CHALLENGE: Search the data for the string "text" and gather each line it is in.

********

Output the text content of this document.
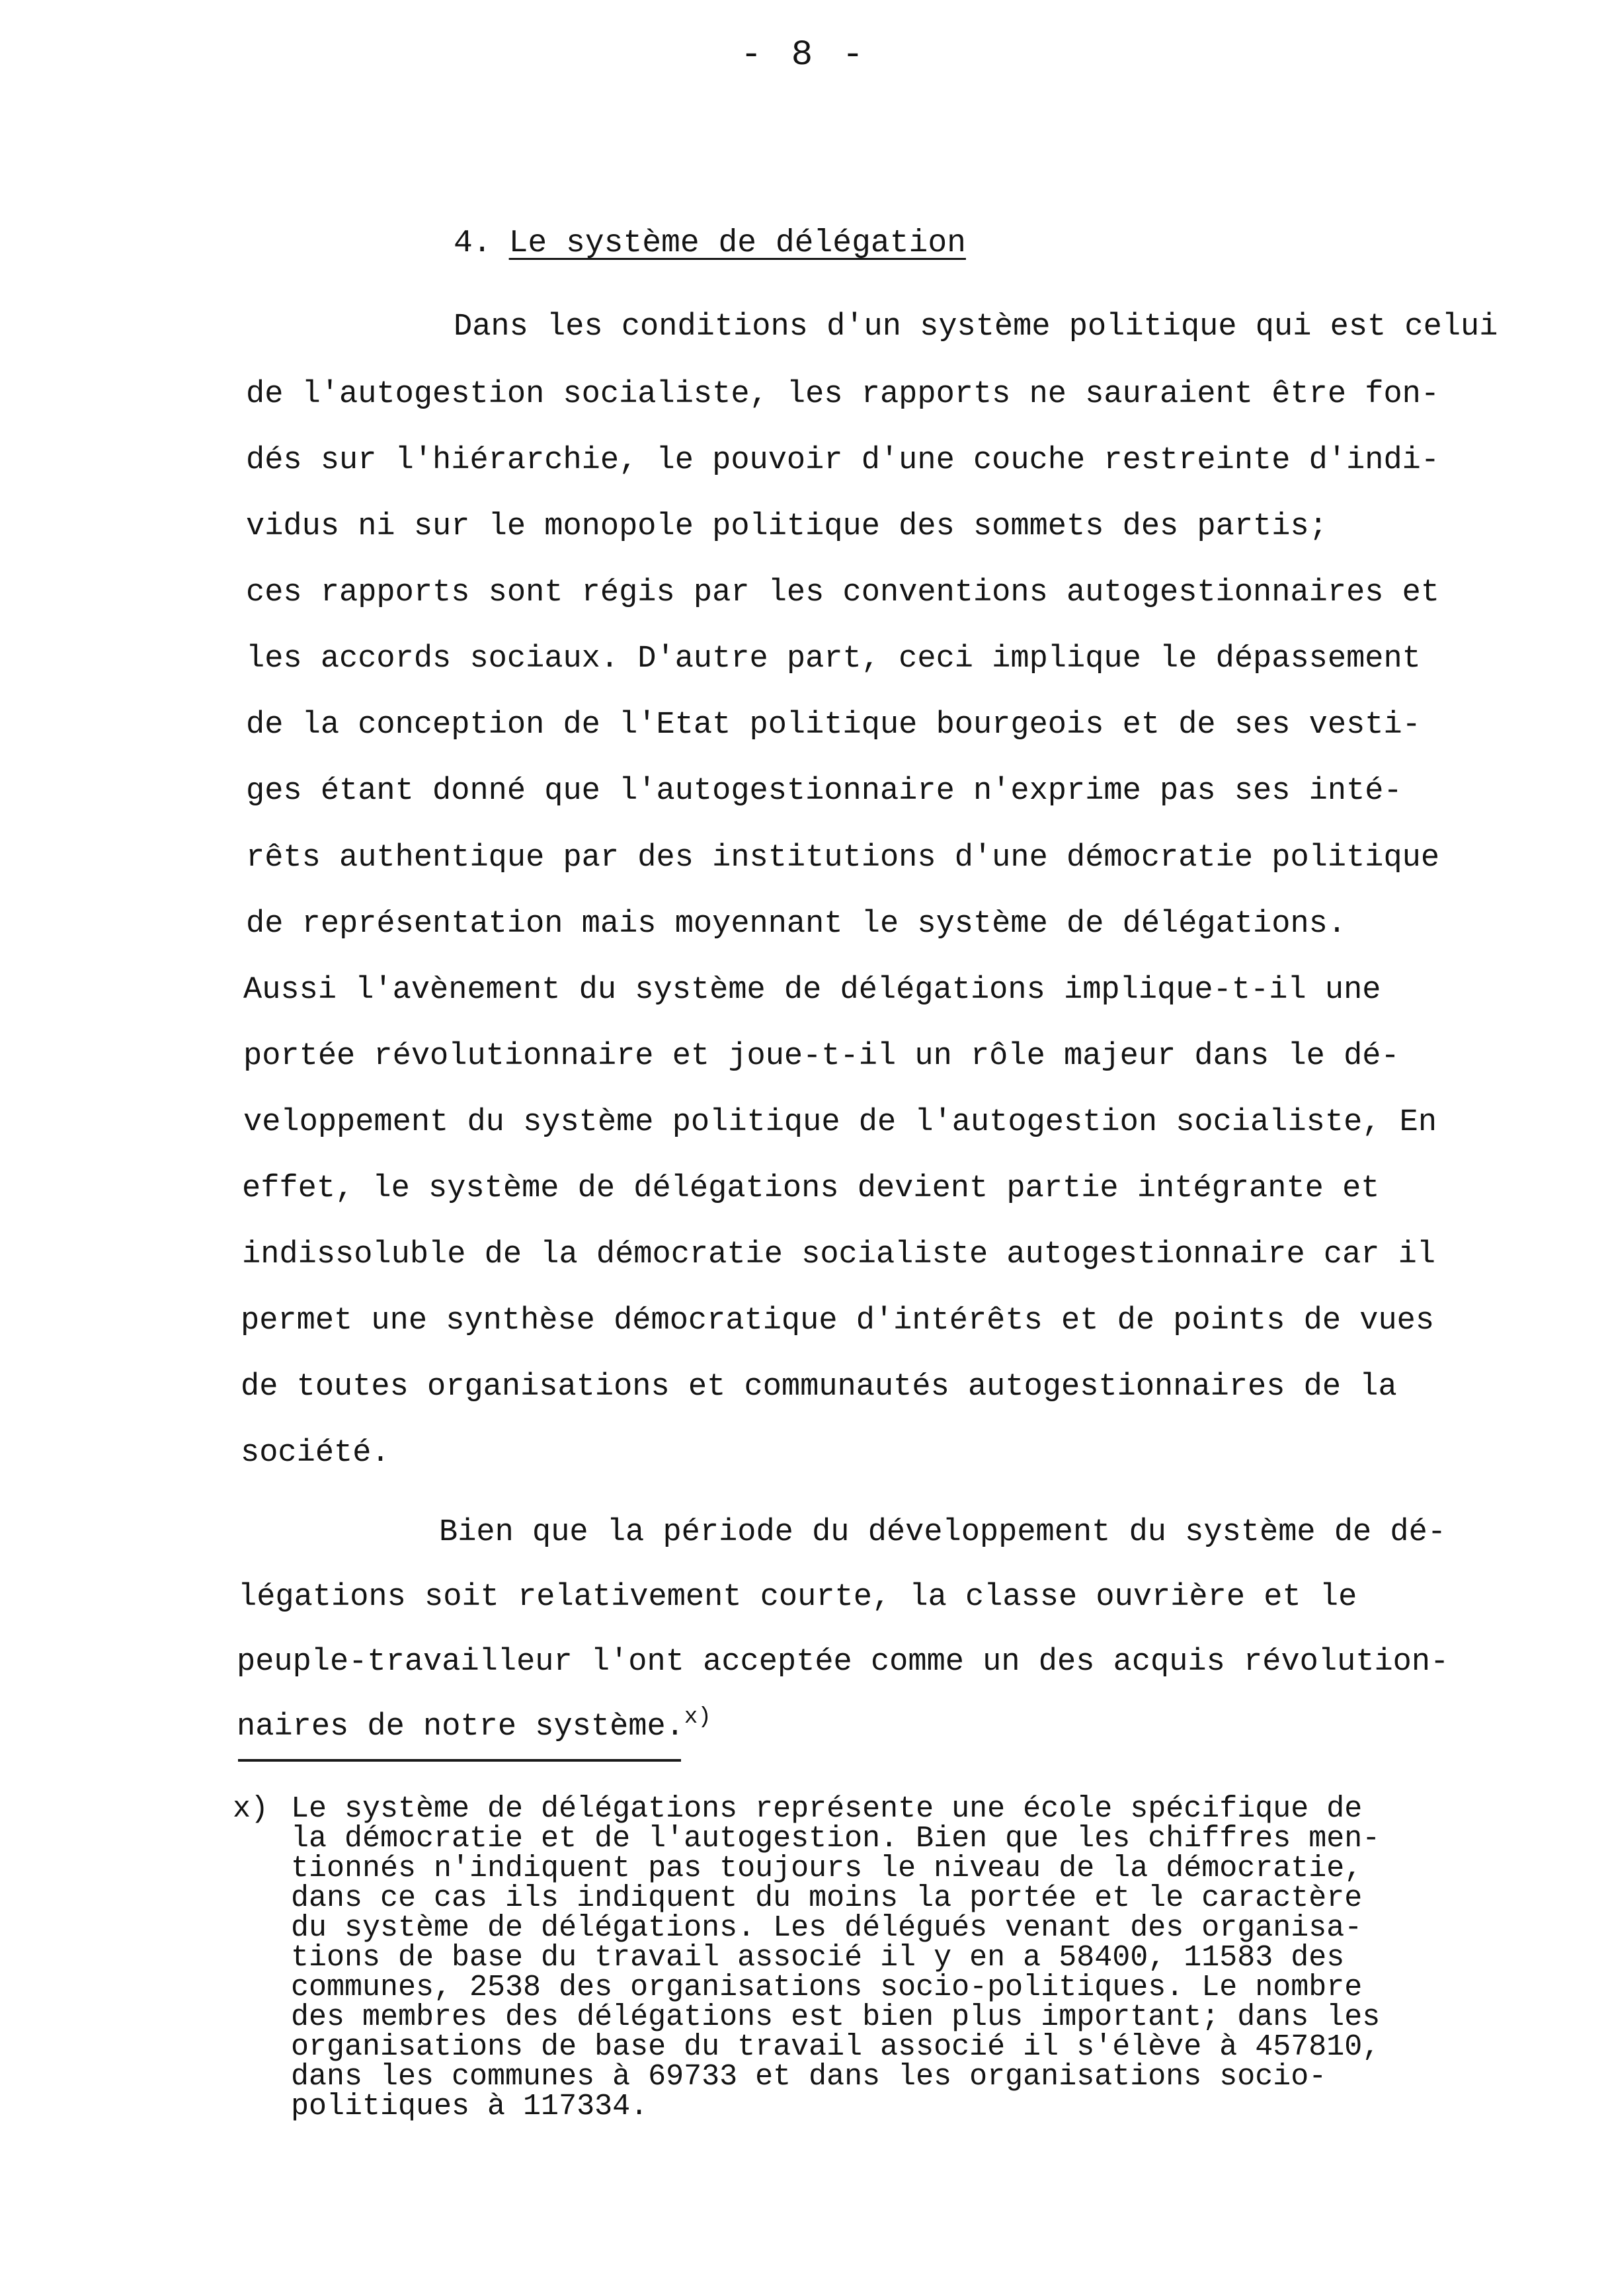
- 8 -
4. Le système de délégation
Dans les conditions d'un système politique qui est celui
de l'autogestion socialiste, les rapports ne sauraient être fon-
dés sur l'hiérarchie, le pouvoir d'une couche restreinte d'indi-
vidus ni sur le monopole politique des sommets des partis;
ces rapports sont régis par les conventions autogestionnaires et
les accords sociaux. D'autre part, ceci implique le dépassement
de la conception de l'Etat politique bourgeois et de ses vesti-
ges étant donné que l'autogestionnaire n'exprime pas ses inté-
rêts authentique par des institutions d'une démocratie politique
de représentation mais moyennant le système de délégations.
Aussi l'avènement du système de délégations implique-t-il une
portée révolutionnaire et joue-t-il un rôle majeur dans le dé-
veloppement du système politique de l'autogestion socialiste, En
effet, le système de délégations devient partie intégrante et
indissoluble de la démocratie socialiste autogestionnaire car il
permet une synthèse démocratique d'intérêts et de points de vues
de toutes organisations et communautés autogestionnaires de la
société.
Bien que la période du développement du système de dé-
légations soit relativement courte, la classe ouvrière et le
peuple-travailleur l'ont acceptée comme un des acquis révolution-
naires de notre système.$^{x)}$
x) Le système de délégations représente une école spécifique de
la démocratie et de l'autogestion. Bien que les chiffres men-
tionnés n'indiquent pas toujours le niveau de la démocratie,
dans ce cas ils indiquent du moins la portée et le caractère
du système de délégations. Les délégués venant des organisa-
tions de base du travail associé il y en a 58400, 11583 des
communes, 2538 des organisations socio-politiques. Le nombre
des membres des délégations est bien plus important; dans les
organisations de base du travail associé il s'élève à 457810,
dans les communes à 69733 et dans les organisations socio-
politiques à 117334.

********

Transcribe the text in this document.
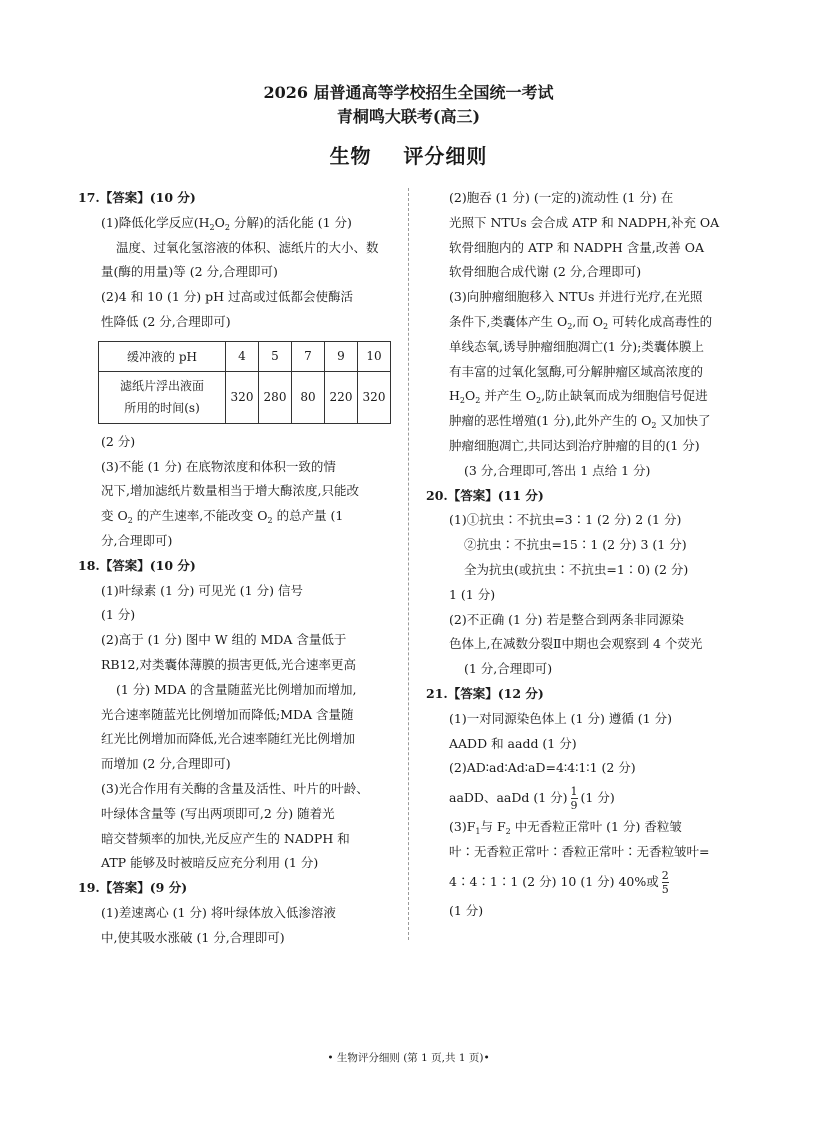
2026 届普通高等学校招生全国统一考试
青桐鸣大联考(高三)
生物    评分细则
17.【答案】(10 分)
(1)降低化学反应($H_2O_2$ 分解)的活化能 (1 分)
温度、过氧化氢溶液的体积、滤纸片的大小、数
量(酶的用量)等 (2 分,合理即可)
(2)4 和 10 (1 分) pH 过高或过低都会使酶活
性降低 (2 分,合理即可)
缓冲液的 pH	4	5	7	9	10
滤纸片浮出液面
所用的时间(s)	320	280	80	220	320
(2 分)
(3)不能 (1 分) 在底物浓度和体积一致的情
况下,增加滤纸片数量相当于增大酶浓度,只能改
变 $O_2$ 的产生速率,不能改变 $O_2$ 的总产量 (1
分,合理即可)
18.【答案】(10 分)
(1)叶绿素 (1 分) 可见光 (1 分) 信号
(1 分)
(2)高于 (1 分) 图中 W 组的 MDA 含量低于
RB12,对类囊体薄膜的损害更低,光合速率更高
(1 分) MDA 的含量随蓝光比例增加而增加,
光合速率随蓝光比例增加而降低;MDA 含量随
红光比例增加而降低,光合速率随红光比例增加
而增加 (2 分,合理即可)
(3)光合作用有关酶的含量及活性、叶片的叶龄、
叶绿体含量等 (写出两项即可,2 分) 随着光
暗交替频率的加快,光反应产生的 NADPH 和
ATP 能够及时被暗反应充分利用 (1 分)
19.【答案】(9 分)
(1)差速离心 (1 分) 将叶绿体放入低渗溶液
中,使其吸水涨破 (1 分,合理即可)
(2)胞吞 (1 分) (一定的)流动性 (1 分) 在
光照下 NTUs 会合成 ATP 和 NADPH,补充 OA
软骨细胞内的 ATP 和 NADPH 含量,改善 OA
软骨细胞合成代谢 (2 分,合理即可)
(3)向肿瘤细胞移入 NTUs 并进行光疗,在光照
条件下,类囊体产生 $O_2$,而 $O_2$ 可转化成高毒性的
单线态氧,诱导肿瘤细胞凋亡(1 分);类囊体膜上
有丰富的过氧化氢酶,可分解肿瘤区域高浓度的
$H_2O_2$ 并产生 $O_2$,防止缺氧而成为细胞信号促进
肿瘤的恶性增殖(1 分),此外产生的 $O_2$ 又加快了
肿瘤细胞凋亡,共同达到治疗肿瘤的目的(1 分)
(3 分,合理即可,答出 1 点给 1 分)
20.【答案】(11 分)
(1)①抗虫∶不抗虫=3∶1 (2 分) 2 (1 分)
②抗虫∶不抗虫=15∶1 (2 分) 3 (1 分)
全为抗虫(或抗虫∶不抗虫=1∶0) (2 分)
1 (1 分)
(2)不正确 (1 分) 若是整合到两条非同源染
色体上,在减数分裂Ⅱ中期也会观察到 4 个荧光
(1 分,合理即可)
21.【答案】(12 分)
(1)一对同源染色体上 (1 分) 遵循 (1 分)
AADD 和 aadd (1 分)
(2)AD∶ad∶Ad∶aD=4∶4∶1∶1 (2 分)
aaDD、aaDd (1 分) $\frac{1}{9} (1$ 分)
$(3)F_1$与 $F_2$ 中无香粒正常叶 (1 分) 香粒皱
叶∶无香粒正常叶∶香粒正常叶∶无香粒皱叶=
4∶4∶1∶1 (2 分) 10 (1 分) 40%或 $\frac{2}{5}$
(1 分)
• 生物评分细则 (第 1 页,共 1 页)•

********

REPLY:
Output the text content of this document.
Transcribe the text in this document.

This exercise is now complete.